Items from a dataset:
start

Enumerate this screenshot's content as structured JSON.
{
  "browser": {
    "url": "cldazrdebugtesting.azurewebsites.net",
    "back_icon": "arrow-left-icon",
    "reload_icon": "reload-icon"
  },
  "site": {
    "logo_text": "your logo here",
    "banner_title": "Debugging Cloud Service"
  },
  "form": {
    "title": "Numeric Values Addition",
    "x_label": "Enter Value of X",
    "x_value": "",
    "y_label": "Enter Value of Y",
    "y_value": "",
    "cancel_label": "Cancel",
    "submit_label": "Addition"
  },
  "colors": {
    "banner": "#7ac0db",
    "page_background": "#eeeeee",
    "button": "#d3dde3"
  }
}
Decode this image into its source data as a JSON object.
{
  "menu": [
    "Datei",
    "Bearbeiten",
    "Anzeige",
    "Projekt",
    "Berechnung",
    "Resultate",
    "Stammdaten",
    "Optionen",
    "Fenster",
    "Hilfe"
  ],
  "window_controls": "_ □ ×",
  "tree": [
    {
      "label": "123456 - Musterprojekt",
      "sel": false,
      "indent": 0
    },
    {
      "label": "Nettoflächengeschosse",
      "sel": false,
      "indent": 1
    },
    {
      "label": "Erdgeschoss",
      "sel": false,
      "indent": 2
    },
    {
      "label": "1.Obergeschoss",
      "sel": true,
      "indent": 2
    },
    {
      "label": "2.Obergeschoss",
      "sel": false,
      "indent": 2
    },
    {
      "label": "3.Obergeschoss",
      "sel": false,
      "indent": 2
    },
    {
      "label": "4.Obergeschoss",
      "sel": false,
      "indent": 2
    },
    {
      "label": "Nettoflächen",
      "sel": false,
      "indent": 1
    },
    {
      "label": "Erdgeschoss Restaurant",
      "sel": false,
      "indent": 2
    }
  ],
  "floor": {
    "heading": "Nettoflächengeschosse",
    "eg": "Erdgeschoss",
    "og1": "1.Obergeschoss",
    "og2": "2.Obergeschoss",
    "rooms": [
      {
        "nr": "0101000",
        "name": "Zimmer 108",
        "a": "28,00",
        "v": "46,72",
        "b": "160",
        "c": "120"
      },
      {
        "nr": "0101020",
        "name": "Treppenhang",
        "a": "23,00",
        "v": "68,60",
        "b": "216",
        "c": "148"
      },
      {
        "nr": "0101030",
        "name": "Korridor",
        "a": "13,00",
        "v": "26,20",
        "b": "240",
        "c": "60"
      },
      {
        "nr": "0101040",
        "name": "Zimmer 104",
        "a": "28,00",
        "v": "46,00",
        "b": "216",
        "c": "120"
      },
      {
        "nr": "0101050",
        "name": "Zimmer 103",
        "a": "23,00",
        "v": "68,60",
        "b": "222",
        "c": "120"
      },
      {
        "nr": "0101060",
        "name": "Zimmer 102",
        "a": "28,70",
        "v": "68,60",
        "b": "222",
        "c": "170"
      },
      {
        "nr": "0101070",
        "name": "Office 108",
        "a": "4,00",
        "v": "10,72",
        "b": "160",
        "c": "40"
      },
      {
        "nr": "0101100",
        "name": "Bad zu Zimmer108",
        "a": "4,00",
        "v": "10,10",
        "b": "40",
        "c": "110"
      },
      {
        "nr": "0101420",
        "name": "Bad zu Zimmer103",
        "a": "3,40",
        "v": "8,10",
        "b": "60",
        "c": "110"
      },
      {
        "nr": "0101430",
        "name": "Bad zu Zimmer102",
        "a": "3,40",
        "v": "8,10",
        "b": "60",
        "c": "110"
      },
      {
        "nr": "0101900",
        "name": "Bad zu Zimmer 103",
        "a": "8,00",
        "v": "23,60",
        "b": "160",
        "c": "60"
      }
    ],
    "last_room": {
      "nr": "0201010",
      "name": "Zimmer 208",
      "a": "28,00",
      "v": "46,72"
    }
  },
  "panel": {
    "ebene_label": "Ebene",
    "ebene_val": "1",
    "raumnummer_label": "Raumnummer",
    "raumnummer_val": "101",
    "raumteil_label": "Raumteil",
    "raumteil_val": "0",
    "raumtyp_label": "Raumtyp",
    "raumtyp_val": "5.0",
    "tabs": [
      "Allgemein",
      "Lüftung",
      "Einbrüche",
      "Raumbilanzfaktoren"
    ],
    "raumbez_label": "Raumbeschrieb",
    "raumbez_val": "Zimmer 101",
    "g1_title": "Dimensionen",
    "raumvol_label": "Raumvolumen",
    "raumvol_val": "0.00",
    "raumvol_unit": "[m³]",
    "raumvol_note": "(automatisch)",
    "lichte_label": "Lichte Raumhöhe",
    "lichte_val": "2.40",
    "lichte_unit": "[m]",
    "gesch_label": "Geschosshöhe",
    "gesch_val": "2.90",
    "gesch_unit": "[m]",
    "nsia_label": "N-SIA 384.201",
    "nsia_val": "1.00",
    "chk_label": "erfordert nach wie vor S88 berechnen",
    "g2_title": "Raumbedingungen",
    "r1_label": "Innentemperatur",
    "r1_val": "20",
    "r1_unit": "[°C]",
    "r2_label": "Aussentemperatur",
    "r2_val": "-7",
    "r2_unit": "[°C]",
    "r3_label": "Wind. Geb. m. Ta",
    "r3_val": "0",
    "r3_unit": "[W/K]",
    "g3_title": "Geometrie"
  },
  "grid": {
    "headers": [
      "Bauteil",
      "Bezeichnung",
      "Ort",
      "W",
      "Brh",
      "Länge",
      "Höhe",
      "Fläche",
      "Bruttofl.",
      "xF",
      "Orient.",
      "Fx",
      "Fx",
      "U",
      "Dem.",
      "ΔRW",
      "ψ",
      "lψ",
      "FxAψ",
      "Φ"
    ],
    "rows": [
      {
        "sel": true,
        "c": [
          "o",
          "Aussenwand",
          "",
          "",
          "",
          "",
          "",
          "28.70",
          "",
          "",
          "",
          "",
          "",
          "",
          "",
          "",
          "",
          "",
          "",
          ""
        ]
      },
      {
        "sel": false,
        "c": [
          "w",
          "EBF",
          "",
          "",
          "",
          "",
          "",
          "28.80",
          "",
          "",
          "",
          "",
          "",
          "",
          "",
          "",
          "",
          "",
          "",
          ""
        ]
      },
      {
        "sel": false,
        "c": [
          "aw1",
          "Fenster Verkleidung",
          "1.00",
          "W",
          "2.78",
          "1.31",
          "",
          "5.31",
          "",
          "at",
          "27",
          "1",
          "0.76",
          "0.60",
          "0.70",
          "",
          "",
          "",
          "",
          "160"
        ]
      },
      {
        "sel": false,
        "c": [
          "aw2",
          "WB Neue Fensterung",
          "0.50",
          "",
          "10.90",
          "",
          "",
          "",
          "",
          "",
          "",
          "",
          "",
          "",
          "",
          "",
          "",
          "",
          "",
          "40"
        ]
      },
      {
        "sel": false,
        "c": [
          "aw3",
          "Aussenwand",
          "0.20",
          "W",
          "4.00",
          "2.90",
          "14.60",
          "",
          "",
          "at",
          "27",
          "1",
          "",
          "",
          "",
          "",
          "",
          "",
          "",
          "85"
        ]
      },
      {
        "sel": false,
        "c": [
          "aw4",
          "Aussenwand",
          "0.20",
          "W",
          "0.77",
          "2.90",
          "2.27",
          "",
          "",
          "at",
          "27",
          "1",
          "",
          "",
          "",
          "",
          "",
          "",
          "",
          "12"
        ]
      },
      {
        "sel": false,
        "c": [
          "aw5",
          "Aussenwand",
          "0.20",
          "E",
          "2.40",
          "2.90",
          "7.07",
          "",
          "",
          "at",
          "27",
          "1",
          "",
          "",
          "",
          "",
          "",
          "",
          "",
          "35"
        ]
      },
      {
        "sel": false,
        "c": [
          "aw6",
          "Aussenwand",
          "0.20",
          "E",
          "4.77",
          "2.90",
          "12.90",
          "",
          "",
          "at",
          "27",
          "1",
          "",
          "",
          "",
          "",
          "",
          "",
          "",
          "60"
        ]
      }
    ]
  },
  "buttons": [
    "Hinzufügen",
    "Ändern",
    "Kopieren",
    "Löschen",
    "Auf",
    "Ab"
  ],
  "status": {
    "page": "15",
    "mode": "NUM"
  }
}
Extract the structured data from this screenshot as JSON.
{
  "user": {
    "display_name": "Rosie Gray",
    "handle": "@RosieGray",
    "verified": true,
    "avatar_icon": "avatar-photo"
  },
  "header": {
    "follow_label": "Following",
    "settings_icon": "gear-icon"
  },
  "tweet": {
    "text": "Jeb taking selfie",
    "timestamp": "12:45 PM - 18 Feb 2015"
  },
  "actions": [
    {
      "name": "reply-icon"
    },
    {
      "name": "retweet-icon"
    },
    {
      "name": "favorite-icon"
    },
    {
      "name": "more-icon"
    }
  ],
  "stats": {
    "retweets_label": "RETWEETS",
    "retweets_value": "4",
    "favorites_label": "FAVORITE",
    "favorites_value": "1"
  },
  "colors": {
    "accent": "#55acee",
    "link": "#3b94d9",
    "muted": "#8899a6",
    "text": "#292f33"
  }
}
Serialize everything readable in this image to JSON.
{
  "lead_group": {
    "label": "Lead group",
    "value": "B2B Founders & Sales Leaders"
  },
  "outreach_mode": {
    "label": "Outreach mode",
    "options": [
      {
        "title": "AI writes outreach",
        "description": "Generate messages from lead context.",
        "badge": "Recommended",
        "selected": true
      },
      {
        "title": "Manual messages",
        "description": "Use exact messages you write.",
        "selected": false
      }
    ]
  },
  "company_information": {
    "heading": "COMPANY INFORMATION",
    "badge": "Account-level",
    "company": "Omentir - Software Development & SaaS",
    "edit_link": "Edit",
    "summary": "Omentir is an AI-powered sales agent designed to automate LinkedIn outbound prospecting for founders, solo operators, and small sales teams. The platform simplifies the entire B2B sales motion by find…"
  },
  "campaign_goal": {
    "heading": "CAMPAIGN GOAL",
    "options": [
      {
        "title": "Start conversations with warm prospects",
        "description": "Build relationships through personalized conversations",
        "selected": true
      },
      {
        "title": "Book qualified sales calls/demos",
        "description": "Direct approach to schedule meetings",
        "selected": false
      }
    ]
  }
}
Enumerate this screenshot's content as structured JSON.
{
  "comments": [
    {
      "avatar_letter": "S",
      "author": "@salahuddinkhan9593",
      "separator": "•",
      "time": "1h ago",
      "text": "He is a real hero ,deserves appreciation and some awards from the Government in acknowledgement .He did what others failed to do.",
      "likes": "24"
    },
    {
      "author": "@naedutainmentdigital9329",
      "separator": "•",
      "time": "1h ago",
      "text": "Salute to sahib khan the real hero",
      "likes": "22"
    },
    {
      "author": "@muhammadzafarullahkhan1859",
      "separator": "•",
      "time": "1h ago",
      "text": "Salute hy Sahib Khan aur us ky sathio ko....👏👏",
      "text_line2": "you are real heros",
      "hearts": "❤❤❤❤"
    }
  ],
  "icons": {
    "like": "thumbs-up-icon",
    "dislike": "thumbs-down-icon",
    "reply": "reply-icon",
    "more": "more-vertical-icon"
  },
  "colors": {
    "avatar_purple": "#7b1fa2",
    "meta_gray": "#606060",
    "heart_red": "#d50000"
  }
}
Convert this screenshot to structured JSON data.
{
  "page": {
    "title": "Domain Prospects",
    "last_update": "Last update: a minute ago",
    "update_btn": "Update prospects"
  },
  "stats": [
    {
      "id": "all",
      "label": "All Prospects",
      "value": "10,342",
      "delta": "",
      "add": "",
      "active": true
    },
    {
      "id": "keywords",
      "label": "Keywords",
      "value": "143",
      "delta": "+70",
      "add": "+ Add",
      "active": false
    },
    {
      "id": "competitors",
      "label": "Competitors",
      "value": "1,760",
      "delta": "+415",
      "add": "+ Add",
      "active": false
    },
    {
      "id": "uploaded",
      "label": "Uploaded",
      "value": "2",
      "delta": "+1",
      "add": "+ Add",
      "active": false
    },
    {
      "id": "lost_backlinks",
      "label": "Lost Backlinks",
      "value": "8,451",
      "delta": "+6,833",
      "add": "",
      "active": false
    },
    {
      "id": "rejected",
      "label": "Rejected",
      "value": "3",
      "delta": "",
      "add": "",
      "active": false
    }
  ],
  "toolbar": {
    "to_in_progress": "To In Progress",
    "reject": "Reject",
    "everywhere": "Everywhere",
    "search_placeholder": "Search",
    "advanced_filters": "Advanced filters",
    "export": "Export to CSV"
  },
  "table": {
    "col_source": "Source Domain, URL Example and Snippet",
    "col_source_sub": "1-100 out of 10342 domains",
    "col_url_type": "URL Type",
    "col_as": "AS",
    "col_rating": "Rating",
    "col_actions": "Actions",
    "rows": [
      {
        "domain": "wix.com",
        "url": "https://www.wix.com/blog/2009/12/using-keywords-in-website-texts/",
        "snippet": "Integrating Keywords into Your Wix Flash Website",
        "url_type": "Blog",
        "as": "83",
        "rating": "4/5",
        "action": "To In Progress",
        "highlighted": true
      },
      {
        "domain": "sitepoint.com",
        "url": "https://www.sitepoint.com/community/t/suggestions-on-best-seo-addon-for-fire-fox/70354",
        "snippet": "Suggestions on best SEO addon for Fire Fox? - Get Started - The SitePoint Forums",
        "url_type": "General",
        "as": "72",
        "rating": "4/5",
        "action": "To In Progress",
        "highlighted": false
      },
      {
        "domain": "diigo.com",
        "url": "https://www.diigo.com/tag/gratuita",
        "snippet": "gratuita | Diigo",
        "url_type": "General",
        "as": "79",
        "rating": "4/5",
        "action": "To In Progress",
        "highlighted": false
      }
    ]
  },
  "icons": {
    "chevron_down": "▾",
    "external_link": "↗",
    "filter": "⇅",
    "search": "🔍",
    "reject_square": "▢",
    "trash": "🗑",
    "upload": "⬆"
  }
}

end

Select all lines with the word "image" from the entries above.

Decode this image into its source data as a JSON object.
Serialize everything readable in this image to JSON.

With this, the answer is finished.